→ WRITTEN TASK
Every entry needs to be printed exactly, please.

→ EXTRACTED MATERIAL
--- START ---
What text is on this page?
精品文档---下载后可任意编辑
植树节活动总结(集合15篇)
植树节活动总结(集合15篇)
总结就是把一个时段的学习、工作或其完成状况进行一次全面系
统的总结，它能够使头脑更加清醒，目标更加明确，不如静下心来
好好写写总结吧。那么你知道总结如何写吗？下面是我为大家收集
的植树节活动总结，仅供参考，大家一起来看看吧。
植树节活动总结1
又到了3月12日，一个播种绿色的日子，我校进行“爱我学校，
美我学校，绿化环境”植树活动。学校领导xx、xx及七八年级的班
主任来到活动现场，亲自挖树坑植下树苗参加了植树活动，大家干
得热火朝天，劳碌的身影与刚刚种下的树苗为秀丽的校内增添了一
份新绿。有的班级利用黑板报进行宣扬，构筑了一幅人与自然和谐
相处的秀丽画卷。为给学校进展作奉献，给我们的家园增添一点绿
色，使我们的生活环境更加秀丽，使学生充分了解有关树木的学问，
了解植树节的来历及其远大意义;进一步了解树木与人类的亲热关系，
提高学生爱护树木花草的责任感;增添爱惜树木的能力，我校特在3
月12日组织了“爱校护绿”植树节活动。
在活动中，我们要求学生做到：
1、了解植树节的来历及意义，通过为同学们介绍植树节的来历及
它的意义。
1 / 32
--- END ---
→ COMPLETED EXERCISE
What text is on this page?
精品文档---下载后可任意编辑
植树节活动总结(集合15篇)
植树节活动总结(集合15篇)
总结就是把一个时段的学习、工作或其完成状况进行一次全面系
统的总结，它能够使头脑更加清醒，目标更加明确，不如静下心来
好好写写总结吧。那么你知道总结如何写吗？下面是我为大家收集
的植树节活动总结，仅供参考，大家一起来看看吧。
植树节活动总结1
又到了3月12日，一个播种绿色的日子，我校进行“爱我学校，
美我学校，绿化环境”植树活动。学校领导xx、xx及七八年级的班
主任来到活动现场，亲自挖树坑植下树苗参加了植树活动，大家干
得热火朝天，劳碌的身影与刚刚种下的树苗为秀丽的校内增添了一
份新绿。有的班级利用黑板报进行宣扬，构筑了一幅人与自然和谐
相处的秀丽画卷。为给学校进展作奉献，给我们的家园增添一点绿
色，使我们的生活环境更加秀丽，使学生充分了解有关树木的学问，
了解植树节的来历及其远大意义;进一步了解树木与人类的亲热关系，
提高学生爱护树木花草的责任感;增添爱惜树木的能力，我校特在3
月12日组织了“爱校护绿”植树节活动。
在活动中，我们要求学生做到：
1、了解植树节的来历及意义，通过为同学们介绍植树节的来历及
它的意义。
1 / 32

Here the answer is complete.